### GIVEN PROBLEM
In your copy, repeat the records exactly and leave out the pictures.

=-=-=-=-=

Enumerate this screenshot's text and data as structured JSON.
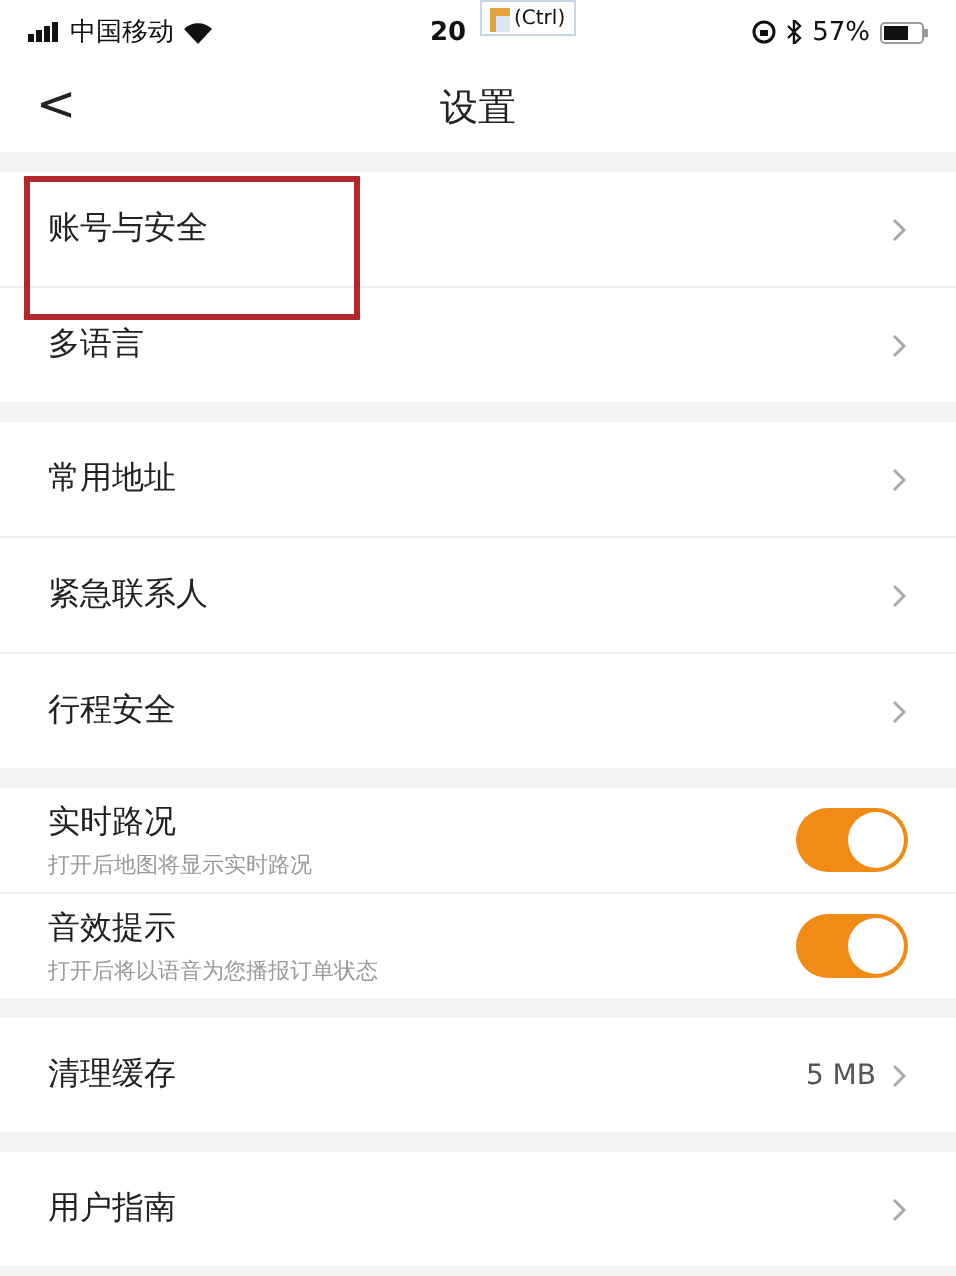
{
  "status_bar": {
    "carrier": "中国移动",
    "time": "20",
    "battery": "57%"
  },
  "paste_popup": {
    "label": "(Ctrl)"
  },
  "nav": {
    "back": "<",
    "title": "设置"
  },
  "annotation": {
    "kind": "frame",
    "color": "#b3262a"
  },
  "groups": [
    {
      "items": [
        {
          "kind": "link",
          "label": "账号与安全"
        },
        {
          "kind": "link",
          "label": "多语言"
        }
      ]
    },
    {
      "items": [
        {
          "kind": "link",
          "label": "常用地址"
        },
        {
          "kind": "link",
          "label": "紧急联系人"
        },
        {
          "kind": "link",
          "label": "行程安全"
        }
      ]
    },
    {
      "items": [
        {
          "kind": "toggle",
          "label": "实时路况",
          "hint": "打开后地图将显示实时路况",
          "on": true
        },
        {
          "kind": "toggle",
          "label": "音效提示",
          "hint": "打开后将以语音为您播报订单状态",
          "on": true
        }
      ]
    },
    {
      "items": [
        {
          "kind": "link",
          "label": "清理缓存",
          "value": "5 MB"
        }
      ]
    },
    {
      "items": [
        {
          "kind": "link",
          "label": "用户指南"
        }
      ]
    }
  ]
}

=-=-=-=-=

### CORRECT OUTPUT
Enumerate this screenshot's text and data as structured JSON.
{
  "status_bar": {
    "carrier": "中国移动",
    "time": "20",
    "battery": "57%"
  },
  "paste_popup": {
    "label": "(Ctrl)"
  },
  "nav": {
    "back": "<",
    "title": "设置"
  },
  "annotation": {
    "kind": "frame",
    "color": "#b3262a"
  },
  "groups": [
    {
      "items": [
        {
          "kind": "link",
          "label": "账号与安全"
        },
        {
          "kind": "link",
          "label": "多语言"
        }
      ]
    },
    {
      "items": [
        {
          "kind": "link",
          "label": "常用地址"
        },
        {
          "kind": "link",
          "label": "紧急联系人"
        },
        {
          "kind": "link",
          "label": "行程安全"
        }
      ]
    },
    {
      "items": [
        {
          "kind": "toggle",
          "label": "实时路况",
          "hint": "打开后地图将显示实时路况",
          "on": true
        },
        {
          "kind": "toggle",
          "label": "音效提示",
          "hint": "打开后将以语音为您播报订单状态",
          "on": true
        }
      ]
    },
    {
      "items": [
        {
          "kind": "link",
          "label": "清理缓存",
          "value": "5 MB"
        }
      ]
    },
    {
      "items": [
        {
          "kind": "link",
          "label": "用户指南"
        }
      ]
    }
  ]
}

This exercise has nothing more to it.